Which lines contain the string "Book"? Please list every one of them.

Stored data
┄┄┄┄┄┄┄┄┄┄┄┄┄┄┄┄┄┄┄┄

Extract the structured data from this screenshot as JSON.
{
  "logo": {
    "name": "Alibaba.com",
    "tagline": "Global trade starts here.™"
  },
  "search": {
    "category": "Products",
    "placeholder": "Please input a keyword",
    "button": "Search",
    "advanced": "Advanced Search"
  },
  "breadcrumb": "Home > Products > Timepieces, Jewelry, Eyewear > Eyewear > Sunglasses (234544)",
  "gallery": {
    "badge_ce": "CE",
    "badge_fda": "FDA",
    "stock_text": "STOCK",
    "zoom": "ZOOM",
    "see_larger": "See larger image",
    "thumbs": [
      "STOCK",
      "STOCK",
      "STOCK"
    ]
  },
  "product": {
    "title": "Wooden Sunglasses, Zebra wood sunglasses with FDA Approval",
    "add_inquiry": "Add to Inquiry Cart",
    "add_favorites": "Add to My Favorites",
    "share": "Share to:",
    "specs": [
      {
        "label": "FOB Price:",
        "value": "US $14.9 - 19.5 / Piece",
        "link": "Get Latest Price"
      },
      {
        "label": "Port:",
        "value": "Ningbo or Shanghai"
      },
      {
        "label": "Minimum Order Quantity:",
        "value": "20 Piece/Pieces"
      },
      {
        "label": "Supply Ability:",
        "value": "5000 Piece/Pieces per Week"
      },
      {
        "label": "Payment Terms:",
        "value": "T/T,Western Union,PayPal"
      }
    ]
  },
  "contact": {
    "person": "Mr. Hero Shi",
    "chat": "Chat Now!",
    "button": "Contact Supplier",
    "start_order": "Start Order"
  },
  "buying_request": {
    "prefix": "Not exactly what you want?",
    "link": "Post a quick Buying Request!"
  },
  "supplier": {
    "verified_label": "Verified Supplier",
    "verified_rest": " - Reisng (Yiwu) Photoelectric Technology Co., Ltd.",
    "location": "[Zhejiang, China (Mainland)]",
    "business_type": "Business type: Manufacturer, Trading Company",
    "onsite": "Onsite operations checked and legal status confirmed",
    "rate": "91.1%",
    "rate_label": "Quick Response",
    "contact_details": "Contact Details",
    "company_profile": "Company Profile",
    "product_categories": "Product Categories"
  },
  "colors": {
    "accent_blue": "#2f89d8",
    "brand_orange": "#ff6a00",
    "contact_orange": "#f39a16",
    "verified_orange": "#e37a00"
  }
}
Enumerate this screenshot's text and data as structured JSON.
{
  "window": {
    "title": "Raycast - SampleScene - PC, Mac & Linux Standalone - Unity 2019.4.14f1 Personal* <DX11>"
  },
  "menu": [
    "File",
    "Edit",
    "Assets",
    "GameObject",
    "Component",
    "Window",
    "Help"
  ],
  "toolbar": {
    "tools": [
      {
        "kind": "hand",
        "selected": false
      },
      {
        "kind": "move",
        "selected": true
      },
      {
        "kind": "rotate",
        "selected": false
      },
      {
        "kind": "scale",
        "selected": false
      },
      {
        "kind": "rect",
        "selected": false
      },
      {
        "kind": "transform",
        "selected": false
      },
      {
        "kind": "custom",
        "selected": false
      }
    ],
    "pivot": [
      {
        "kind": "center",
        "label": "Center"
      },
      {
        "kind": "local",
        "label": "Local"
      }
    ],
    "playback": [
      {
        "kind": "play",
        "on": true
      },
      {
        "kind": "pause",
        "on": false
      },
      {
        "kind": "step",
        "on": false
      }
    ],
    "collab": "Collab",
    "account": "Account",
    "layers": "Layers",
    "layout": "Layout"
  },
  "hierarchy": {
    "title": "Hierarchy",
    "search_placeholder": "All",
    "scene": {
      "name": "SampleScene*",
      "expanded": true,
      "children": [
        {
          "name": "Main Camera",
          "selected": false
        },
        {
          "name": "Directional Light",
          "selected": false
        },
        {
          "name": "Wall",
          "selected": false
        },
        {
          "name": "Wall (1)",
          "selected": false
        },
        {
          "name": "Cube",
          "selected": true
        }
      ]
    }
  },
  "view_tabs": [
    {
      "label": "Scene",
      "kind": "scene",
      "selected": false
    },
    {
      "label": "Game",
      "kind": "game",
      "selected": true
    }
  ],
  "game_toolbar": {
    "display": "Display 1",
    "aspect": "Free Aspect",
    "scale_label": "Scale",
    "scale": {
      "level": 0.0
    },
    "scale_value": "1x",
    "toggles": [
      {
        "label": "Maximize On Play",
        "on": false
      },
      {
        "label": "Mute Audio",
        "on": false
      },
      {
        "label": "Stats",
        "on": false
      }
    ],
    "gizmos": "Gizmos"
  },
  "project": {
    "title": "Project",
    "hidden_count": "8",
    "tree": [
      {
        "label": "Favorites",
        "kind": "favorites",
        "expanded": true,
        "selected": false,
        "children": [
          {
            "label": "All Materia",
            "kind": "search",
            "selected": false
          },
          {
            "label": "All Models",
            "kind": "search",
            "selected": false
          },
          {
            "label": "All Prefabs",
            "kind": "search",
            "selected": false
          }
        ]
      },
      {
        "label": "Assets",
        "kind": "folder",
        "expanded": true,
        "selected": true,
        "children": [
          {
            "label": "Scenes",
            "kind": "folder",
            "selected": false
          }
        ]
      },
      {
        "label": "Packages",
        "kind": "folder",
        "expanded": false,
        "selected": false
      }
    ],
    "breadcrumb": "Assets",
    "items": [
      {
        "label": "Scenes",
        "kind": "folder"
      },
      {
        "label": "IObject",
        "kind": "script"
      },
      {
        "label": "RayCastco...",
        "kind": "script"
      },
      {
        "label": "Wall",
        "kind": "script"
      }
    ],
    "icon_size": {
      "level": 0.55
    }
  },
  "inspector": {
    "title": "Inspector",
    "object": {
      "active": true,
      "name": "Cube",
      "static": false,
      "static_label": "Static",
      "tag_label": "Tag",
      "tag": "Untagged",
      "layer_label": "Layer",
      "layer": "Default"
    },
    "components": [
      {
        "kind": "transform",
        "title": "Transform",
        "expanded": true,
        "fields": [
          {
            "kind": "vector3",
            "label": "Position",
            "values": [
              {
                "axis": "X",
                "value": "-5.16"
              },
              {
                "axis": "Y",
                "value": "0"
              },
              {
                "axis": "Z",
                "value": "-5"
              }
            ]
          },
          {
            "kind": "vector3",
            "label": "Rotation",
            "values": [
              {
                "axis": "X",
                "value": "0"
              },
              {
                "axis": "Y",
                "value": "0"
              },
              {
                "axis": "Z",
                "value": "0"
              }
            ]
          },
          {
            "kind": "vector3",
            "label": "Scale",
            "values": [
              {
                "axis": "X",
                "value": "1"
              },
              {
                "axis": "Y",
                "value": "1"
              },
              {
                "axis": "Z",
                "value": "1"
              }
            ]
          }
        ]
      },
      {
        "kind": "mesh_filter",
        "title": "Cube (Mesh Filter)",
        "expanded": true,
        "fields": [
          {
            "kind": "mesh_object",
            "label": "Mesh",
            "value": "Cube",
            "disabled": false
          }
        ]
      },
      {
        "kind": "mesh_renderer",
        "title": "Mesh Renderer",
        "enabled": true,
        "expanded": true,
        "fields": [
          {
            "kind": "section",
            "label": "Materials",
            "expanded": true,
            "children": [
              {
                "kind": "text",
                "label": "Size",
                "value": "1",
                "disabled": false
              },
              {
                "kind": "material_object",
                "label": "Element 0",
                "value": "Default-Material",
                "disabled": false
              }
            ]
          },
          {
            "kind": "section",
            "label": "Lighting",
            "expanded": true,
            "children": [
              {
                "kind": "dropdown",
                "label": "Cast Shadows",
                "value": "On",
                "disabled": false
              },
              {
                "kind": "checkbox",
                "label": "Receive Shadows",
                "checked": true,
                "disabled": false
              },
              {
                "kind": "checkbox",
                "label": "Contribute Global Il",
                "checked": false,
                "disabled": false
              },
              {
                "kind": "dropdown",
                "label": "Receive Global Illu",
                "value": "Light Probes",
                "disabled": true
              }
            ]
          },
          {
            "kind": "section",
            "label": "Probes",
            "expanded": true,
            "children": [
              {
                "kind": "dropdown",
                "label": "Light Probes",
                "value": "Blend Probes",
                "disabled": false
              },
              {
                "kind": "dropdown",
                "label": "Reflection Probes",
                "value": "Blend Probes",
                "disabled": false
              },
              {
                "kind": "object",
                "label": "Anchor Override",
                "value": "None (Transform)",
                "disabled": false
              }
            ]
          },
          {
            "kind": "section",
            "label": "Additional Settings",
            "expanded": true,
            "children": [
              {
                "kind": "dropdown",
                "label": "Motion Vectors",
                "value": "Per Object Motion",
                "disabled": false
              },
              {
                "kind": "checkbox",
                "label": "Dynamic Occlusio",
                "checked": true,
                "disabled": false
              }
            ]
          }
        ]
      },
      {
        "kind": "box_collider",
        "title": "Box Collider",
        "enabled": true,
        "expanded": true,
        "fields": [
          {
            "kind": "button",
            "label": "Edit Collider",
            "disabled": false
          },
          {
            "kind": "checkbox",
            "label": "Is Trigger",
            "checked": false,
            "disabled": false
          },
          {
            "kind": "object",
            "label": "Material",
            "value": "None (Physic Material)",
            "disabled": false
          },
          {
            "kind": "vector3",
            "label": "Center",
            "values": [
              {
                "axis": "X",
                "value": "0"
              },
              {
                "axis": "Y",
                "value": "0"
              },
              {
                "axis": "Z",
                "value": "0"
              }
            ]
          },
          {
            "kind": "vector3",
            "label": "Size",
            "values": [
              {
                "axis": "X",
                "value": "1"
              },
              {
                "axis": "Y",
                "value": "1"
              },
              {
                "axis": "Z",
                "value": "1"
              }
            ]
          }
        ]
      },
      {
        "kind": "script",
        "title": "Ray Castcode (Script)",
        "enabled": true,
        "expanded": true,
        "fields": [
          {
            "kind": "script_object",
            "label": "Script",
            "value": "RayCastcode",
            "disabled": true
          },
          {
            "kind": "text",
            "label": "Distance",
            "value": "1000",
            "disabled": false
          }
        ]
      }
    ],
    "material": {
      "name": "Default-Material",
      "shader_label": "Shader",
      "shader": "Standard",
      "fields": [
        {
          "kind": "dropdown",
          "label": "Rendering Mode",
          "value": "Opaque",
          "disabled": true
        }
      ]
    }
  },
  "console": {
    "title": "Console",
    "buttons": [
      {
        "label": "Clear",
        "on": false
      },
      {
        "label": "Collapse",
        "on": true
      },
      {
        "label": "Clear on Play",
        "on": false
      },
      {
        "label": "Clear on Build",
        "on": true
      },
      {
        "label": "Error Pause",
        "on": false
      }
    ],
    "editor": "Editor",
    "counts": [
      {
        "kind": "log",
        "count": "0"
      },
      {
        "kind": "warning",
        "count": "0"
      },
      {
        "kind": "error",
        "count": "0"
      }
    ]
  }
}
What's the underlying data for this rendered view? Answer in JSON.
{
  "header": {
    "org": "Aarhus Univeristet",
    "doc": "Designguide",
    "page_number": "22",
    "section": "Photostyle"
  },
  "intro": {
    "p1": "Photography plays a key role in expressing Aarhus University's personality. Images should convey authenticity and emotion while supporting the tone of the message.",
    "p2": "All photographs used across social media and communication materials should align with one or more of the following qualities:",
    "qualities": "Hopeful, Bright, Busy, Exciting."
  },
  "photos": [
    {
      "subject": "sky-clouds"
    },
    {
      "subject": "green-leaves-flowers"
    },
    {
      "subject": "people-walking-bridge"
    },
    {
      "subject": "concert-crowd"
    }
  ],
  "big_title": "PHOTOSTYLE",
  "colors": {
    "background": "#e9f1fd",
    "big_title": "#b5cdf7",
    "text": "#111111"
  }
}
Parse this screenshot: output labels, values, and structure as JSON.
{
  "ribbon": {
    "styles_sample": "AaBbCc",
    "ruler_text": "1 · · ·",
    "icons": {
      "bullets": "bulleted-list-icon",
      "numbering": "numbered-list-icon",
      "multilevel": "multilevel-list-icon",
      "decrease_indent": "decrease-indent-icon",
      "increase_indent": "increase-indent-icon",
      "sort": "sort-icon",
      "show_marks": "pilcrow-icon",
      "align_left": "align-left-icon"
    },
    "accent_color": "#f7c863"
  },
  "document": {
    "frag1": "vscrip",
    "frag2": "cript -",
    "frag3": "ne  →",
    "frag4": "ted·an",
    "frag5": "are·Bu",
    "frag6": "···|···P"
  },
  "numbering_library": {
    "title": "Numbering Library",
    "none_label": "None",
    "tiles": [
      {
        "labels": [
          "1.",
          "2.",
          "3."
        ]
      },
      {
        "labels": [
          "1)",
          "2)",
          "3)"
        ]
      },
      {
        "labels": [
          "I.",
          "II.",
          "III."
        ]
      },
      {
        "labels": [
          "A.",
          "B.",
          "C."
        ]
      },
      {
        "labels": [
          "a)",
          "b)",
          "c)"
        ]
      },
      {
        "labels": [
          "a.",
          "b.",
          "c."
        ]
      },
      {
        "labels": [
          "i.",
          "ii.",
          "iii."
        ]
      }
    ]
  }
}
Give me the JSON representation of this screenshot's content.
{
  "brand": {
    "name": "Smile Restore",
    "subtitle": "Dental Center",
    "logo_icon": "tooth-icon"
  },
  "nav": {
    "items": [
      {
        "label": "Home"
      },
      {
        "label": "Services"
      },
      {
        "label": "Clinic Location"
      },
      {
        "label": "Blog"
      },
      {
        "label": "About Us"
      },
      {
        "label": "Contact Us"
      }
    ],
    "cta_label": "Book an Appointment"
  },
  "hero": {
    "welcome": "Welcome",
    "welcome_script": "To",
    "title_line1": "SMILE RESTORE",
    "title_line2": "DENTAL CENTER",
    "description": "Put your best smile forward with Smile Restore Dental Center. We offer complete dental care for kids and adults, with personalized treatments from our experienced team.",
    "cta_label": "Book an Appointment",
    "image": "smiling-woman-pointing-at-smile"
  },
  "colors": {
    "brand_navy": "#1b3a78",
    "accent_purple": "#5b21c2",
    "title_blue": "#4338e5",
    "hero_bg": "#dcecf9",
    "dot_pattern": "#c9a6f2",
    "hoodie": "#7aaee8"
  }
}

┄┄┄┄┄┄┄┄┄┄┄┄┄┄┄┄┄┄┄┄

▶ **Solution**
    "cta_label": "Book an Appointment"
    "cta_label": "Book an Appointment",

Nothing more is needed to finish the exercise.